• [EXERCISE]: From the entries below, pull out each line where "production" appears.
╭─ PROVIDED MATERIAL
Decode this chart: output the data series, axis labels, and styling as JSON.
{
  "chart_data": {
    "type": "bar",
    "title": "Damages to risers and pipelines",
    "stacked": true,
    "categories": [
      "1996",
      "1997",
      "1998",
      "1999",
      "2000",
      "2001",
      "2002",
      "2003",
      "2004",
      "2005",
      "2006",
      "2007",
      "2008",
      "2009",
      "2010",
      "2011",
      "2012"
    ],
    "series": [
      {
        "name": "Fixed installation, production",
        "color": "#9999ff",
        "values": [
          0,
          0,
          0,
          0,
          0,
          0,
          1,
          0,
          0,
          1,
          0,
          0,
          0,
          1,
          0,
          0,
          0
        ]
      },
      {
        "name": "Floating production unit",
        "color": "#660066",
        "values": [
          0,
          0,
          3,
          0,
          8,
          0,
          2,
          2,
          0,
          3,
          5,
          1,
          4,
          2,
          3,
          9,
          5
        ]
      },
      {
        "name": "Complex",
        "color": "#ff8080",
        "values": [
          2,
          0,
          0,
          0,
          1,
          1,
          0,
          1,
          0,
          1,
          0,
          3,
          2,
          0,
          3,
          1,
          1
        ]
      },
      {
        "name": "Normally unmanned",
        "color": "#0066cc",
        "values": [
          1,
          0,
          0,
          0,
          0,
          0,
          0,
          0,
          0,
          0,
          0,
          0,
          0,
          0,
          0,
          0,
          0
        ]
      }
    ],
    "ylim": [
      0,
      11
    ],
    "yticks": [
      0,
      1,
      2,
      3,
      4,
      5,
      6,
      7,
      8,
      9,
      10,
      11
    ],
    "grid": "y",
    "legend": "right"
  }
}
╰─
╭─ PROVIDED MATERIAL
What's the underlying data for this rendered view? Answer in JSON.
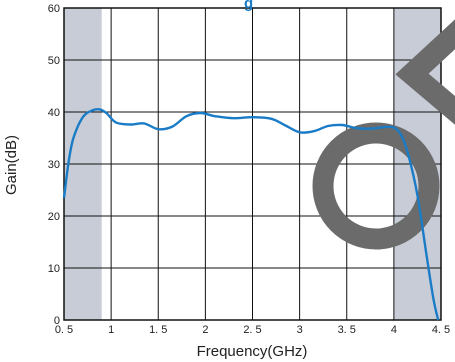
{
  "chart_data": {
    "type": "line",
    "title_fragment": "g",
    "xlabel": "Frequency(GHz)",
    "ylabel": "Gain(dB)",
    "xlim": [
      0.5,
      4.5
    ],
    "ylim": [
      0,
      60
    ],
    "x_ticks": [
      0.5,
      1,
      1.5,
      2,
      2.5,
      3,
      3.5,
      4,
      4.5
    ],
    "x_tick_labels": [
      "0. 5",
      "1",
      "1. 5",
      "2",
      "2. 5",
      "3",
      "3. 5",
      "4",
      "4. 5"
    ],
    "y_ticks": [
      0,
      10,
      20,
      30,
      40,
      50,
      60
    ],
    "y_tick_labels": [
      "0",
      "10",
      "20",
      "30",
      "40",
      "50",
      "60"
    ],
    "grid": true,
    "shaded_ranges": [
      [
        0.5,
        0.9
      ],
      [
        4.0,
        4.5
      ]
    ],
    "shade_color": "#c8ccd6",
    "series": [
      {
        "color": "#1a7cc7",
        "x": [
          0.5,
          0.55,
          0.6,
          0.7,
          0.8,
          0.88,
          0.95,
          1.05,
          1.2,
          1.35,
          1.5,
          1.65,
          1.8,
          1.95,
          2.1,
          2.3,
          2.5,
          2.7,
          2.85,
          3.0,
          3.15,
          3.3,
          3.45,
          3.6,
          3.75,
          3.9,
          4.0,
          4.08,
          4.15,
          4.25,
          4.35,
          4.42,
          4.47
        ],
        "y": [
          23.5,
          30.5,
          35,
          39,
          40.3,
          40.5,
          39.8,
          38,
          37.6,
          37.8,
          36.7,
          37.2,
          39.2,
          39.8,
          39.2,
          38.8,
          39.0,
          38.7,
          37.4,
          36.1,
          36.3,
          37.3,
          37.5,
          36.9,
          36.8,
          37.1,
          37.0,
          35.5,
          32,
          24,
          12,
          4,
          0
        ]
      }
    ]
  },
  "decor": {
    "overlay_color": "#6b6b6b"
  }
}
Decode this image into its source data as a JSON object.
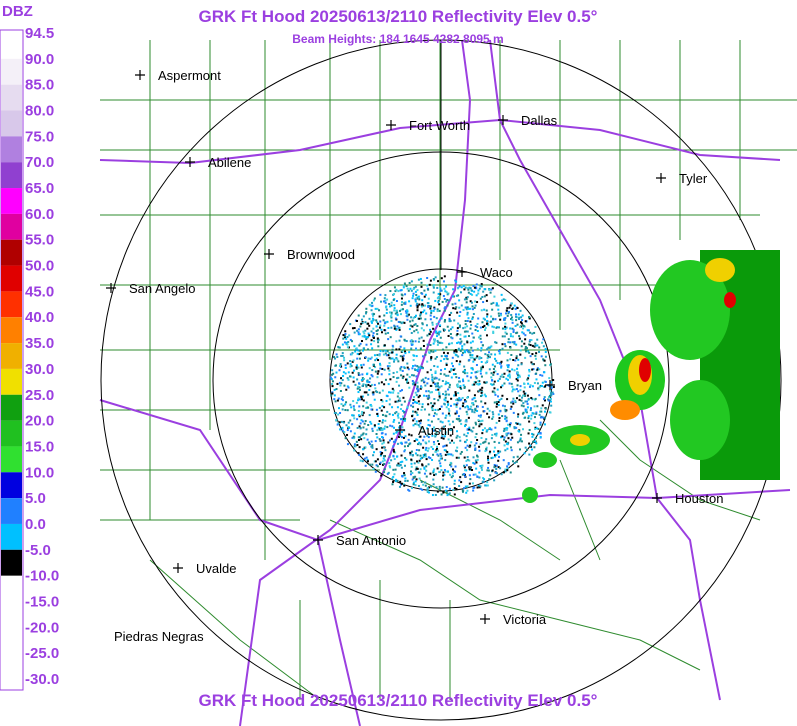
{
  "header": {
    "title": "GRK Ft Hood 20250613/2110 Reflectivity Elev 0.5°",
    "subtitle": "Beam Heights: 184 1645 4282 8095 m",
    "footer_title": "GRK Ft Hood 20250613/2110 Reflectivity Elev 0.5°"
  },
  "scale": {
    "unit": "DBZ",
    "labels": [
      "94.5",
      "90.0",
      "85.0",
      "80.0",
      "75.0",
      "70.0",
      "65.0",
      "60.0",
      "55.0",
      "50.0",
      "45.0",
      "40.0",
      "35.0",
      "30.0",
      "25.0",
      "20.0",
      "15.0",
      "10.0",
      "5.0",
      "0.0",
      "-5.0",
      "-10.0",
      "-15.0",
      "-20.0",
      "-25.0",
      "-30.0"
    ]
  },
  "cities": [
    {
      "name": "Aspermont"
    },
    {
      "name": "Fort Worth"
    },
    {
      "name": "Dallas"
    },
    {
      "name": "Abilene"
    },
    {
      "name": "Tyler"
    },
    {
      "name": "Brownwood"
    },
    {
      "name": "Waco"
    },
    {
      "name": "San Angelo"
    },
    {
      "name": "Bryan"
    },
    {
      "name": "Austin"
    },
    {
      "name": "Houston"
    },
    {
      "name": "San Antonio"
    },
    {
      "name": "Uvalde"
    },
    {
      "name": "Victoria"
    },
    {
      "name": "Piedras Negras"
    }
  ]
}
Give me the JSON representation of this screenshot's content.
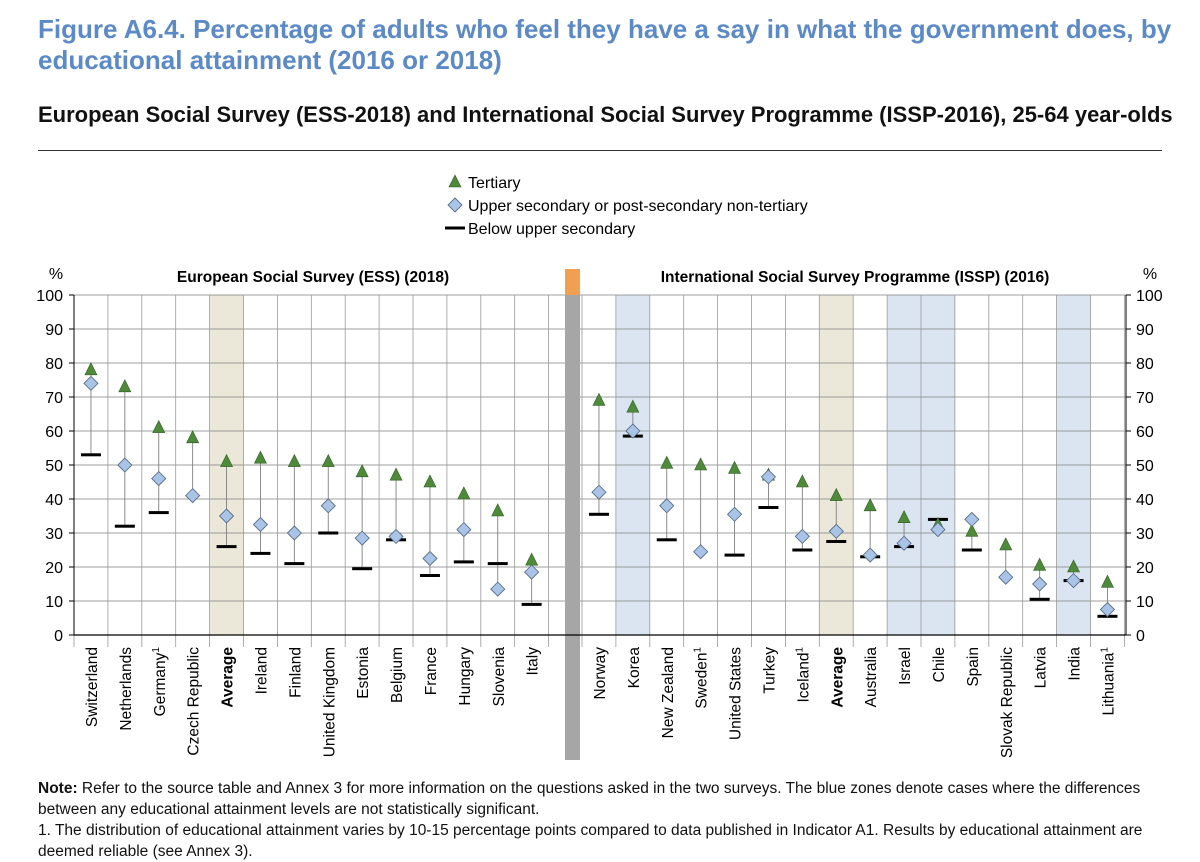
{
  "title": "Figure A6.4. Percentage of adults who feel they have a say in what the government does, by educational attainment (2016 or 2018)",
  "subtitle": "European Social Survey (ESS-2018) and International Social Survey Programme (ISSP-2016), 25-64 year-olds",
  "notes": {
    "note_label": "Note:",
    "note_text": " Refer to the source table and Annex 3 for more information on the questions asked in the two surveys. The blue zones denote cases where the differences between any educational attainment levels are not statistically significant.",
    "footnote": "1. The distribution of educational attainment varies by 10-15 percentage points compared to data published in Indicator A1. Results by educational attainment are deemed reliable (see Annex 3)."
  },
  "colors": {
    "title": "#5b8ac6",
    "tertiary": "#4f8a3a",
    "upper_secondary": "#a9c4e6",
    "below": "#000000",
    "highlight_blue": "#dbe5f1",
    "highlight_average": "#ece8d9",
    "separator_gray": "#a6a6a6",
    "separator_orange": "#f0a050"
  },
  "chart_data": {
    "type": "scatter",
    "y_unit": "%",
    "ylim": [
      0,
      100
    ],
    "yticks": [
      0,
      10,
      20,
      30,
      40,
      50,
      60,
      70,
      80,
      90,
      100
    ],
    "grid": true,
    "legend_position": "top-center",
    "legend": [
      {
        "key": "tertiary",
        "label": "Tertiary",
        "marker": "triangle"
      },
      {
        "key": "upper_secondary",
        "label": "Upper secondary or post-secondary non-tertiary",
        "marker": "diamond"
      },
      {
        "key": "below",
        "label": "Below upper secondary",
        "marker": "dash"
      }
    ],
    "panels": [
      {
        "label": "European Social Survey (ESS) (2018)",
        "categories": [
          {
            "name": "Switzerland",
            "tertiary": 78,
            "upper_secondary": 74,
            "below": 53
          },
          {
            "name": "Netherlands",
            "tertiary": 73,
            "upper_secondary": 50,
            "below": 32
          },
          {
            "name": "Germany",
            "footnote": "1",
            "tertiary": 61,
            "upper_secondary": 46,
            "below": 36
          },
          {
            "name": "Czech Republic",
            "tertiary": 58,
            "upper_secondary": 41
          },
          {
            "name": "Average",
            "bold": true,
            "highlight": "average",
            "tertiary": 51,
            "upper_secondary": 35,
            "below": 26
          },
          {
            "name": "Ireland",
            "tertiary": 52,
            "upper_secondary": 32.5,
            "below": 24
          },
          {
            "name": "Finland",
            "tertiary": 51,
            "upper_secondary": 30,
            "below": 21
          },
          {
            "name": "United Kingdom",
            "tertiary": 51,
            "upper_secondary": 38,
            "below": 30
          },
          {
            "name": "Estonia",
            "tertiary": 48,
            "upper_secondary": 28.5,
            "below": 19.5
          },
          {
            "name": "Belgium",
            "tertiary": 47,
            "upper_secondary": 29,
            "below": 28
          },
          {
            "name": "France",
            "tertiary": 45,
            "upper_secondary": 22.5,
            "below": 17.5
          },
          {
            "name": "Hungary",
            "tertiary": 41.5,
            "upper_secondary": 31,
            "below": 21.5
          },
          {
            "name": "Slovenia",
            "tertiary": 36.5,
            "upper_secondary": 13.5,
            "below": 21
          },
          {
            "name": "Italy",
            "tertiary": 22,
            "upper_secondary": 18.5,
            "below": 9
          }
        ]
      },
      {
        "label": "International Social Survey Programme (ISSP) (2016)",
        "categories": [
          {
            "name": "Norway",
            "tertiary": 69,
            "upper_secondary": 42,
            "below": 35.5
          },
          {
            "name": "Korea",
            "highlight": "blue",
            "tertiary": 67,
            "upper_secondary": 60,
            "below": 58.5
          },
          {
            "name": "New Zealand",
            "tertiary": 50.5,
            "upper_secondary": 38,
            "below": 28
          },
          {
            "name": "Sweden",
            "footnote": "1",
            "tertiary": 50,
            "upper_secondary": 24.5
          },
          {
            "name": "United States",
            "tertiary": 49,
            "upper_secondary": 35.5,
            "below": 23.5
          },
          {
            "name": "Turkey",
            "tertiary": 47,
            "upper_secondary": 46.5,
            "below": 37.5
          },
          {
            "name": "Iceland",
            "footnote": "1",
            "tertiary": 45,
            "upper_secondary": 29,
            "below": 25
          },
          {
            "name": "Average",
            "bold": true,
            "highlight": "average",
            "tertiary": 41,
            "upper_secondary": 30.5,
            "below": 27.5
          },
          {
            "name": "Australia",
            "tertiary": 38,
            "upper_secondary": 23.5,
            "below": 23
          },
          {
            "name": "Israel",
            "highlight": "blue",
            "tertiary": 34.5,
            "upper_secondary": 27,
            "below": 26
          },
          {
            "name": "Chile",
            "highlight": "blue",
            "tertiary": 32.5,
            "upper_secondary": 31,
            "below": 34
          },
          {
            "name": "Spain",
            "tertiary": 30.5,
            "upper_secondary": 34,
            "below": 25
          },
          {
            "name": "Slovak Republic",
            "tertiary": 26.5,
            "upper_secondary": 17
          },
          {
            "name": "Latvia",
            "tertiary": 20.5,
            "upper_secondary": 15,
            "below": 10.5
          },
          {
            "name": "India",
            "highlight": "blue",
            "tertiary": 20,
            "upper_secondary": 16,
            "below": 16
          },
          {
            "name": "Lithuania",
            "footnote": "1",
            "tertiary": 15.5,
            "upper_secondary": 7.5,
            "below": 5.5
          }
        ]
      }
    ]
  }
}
╰─
╭─ PROVIDED MATERIAL
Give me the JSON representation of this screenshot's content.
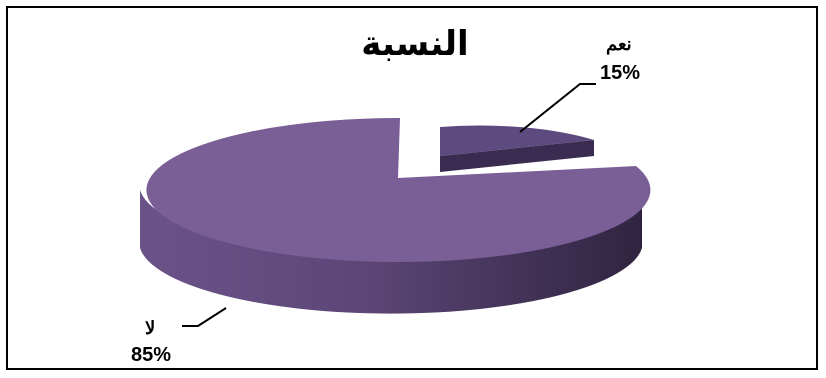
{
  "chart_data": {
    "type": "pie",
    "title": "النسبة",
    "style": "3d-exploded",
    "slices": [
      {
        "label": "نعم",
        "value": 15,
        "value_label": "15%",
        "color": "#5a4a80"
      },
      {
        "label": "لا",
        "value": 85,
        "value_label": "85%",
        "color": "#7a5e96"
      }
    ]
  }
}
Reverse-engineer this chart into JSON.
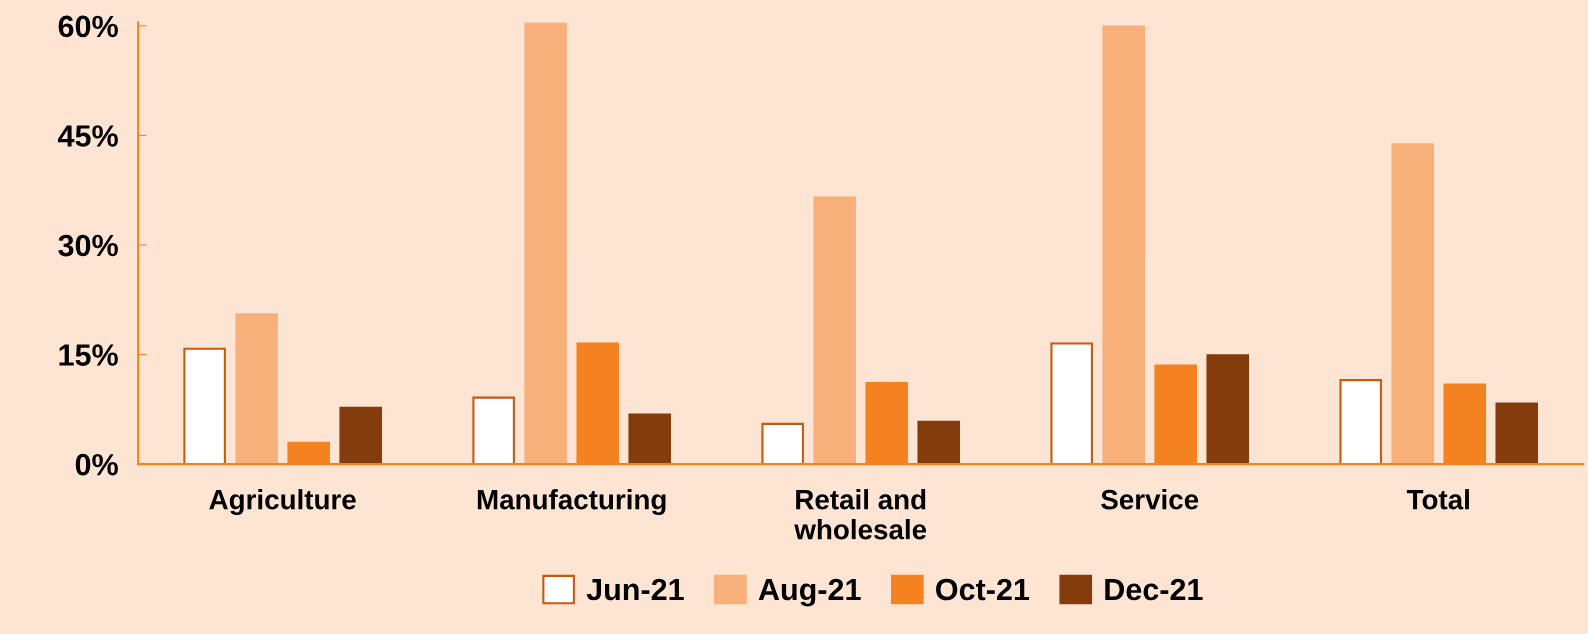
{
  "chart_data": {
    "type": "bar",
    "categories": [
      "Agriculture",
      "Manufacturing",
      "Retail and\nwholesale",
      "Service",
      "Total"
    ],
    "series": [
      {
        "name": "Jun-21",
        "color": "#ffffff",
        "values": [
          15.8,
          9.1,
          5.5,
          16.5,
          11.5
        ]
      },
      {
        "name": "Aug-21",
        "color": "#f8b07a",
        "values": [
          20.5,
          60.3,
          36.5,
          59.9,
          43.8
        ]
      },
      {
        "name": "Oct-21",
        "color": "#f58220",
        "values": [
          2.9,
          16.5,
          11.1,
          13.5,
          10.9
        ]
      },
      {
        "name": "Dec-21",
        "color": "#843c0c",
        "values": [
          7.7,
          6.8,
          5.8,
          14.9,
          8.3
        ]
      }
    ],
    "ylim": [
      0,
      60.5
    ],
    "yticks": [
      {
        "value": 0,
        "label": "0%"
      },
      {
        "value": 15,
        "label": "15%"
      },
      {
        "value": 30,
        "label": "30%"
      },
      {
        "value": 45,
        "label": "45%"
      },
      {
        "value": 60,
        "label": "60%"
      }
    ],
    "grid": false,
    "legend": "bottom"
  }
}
╰─
• [RESPONSE]:
        "name": "Fixed installation, production",
        "name": "Floating production unit",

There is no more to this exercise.